▼▼▼
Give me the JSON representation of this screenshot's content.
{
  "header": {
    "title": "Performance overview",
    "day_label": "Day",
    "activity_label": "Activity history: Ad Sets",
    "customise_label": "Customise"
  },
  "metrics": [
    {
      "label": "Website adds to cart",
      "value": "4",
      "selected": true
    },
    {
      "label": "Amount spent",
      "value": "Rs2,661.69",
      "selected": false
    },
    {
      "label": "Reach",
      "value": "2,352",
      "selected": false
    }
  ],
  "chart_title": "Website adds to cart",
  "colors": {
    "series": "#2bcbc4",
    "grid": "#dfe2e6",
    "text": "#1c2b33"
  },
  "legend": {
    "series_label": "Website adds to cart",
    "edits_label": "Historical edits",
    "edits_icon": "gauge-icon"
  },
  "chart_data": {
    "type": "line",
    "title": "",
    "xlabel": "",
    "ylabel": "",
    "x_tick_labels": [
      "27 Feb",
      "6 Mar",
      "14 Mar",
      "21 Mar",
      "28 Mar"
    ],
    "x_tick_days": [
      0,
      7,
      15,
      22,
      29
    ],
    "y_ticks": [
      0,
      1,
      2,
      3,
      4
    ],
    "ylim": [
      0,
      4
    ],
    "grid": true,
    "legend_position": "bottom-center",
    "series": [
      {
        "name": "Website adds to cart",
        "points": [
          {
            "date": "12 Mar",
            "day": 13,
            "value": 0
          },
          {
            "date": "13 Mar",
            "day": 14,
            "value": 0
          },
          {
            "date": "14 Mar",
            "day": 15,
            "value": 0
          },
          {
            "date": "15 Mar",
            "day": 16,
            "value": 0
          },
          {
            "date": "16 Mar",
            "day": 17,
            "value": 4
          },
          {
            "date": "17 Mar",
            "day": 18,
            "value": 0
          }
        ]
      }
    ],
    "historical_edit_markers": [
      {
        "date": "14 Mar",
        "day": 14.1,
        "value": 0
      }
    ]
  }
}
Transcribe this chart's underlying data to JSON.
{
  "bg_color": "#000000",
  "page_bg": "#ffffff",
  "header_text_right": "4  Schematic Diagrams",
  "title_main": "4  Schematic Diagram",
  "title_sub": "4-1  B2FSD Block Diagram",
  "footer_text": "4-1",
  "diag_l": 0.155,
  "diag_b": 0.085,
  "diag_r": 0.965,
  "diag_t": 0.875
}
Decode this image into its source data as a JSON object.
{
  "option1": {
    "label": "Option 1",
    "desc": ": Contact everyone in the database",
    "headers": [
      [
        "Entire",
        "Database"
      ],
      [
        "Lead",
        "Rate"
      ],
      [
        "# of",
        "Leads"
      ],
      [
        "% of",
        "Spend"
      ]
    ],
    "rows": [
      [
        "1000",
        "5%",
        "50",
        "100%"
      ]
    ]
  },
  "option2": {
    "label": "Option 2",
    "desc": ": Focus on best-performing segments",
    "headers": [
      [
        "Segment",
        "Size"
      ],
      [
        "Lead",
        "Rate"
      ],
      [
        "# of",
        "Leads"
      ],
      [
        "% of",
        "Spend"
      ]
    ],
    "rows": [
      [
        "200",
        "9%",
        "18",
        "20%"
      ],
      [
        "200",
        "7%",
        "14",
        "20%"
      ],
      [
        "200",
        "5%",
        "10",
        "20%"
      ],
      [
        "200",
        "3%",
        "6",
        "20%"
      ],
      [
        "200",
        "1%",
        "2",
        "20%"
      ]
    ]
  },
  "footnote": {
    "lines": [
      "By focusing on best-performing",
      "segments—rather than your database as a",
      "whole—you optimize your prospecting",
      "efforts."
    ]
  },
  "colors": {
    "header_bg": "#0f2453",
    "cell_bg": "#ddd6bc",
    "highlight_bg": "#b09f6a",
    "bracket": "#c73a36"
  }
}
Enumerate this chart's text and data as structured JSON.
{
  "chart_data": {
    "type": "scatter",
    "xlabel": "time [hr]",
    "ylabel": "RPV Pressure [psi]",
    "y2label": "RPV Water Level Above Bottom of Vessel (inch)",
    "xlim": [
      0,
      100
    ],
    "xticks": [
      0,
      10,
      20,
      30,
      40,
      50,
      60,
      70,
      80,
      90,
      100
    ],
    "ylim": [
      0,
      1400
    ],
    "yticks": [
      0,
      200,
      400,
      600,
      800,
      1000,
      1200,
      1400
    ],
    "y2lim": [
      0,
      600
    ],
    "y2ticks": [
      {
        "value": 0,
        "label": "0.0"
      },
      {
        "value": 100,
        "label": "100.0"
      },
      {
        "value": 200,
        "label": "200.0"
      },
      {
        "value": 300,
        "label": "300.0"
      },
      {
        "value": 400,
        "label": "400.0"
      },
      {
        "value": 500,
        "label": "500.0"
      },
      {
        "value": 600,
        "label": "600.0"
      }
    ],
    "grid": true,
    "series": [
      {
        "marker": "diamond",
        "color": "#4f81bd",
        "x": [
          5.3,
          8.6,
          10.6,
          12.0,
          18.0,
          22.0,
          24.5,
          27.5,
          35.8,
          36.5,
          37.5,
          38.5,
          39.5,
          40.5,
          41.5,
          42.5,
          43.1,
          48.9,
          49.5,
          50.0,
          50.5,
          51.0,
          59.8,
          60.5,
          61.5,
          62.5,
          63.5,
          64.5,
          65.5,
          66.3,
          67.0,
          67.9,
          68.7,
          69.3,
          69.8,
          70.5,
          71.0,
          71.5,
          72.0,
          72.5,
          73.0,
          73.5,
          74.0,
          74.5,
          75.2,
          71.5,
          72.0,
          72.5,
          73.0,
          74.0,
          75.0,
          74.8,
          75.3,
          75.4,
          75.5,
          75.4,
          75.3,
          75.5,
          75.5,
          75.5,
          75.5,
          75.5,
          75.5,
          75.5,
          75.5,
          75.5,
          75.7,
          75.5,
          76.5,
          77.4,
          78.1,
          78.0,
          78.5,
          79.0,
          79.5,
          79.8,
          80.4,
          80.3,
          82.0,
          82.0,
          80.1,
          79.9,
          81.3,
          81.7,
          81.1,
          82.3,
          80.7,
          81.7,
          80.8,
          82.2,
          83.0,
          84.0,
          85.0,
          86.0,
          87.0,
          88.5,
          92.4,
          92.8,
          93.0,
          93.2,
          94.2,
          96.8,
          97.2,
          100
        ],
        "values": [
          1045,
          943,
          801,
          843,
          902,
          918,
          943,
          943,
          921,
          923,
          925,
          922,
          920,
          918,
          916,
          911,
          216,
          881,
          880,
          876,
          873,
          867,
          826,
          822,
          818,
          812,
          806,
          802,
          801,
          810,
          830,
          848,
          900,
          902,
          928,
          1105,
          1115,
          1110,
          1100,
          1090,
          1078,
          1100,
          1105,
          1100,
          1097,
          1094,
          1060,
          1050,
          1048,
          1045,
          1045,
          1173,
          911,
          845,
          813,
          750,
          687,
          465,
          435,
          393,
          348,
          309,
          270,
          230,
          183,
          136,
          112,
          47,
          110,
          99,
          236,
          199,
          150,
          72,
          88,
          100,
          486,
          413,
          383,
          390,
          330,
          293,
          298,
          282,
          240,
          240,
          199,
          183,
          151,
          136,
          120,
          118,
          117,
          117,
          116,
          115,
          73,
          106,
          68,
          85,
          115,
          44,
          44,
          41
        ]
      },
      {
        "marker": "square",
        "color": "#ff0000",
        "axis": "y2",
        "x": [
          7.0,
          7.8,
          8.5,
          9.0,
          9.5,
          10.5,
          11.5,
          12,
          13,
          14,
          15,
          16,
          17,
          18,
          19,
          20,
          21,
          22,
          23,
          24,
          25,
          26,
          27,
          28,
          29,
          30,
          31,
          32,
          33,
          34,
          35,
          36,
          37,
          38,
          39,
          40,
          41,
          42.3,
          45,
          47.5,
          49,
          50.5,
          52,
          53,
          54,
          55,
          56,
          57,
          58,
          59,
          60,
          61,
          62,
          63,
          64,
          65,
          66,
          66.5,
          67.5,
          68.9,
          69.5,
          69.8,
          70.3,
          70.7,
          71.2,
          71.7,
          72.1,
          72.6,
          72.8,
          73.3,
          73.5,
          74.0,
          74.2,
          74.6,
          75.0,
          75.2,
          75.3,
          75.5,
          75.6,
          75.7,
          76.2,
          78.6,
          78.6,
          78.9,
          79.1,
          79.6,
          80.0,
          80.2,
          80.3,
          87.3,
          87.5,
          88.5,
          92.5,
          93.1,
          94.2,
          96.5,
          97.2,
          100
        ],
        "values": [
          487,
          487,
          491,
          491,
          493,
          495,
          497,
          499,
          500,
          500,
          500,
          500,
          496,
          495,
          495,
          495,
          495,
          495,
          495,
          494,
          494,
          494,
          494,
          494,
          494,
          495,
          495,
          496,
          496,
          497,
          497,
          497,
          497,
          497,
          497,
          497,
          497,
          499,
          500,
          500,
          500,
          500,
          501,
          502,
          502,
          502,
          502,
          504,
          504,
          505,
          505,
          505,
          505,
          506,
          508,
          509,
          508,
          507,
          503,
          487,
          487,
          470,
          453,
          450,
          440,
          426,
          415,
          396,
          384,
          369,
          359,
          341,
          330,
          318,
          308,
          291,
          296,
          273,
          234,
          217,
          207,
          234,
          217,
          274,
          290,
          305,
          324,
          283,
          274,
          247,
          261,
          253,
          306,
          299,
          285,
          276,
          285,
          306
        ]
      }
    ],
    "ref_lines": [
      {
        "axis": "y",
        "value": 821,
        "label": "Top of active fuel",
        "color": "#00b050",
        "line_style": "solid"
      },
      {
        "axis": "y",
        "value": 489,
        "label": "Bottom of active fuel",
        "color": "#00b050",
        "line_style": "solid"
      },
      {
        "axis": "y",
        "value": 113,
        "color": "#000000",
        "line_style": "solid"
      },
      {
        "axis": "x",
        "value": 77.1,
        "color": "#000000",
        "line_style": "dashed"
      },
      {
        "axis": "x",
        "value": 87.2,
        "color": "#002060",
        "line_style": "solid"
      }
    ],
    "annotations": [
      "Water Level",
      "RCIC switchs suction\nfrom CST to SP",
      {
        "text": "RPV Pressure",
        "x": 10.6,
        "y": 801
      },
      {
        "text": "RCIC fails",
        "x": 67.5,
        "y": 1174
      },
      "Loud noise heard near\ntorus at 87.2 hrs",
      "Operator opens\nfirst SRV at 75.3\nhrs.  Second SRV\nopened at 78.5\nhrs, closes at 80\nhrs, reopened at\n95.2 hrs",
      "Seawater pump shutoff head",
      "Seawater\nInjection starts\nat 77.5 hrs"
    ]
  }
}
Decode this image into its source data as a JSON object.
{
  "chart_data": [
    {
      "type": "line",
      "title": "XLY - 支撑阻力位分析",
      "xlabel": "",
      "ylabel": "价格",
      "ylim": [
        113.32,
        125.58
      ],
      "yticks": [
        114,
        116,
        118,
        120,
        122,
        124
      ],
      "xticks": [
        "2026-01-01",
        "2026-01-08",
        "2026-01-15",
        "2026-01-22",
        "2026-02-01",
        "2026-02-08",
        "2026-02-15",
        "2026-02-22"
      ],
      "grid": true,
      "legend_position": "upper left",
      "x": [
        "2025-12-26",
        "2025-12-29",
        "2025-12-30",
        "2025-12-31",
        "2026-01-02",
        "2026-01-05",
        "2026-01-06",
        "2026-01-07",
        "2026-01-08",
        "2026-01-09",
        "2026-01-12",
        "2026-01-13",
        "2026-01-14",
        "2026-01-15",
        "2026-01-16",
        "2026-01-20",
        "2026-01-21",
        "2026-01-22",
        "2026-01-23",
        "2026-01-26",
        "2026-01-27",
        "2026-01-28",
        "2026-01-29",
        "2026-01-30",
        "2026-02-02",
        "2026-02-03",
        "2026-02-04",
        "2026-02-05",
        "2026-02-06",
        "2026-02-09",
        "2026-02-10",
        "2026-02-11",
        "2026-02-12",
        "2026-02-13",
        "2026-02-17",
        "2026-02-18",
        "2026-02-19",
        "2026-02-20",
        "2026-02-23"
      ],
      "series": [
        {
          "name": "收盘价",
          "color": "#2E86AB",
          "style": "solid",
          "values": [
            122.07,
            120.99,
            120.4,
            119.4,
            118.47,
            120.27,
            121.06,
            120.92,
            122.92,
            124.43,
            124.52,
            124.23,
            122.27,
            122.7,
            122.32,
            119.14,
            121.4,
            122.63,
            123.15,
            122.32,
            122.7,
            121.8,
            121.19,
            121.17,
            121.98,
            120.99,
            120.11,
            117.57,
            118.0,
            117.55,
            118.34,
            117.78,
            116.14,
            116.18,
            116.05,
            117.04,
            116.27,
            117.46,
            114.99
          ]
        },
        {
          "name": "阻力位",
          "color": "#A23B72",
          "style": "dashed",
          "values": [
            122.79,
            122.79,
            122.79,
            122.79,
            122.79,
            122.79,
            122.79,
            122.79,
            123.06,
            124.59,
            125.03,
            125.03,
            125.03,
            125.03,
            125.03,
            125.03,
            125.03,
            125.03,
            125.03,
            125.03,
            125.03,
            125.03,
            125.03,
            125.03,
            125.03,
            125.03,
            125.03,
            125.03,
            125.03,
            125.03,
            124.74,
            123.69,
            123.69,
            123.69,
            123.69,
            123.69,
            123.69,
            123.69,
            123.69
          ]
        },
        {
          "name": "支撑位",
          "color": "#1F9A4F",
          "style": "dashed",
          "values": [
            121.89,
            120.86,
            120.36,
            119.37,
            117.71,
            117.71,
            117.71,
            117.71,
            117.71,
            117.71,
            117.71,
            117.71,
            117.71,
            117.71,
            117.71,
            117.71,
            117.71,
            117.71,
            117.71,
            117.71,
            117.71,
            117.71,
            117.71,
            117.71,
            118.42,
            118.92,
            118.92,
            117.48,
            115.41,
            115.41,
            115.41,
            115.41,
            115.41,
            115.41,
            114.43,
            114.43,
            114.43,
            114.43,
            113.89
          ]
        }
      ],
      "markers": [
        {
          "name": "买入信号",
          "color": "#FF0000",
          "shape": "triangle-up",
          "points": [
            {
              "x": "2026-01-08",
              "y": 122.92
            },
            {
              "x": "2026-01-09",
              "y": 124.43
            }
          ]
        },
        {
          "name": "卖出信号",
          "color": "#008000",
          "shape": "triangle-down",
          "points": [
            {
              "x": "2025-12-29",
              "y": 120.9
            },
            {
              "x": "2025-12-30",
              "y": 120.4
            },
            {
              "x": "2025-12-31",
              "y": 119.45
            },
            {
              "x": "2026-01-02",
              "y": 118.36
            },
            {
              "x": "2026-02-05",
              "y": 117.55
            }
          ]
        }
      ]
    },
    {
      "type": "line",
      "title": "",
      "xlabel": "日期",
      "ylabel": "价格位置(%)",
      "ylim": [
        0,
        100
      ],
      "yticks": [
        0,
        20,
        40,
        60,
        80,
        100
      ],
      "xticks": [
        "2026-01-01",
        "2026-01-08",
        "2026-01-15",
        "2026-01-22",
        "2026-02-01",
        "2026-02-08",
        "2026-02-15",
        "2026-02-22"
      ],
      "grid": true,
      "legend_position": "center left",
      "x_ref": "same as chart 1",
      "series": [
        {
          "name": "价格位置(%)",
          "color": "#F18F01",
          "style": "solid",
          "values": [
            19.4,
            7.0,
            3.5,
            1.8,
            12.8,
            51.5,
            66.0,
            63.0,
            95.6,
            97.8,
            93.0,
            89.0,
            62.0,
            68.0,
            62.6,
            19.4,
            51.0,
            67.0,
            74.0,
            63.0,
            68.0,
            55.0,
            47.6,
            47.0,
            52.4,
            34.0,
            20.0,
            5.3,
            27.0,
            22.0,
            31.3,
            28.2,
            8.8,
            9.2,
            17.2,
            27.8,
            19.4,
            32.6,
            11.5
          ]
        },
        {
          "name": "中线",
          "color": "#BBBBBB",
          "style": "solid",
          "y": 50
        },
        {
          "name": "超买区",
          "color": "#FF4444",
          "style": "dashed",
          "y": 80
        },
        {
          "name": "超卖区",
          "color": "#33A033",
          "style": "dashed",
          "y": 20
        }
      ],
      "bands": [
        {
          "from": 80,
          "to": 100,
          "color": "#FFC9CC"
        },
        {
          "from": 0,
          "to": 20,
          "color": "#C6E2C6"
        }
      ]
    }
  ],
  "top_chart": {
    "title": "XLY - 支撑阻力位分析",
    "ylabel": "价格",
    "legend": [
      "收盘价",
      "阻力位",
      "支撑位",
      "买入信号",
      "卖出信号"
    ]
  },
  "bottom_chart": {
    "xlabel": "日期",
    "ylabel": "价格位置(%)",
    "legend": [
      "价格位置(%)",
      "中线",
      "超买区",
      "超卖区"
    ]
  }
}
▲▲▲
Pick out the lines that have the word "desc". Copy them all.

    "desc": ": Contact everyone in the database",
    "desc": ": Focus on best-performing segments",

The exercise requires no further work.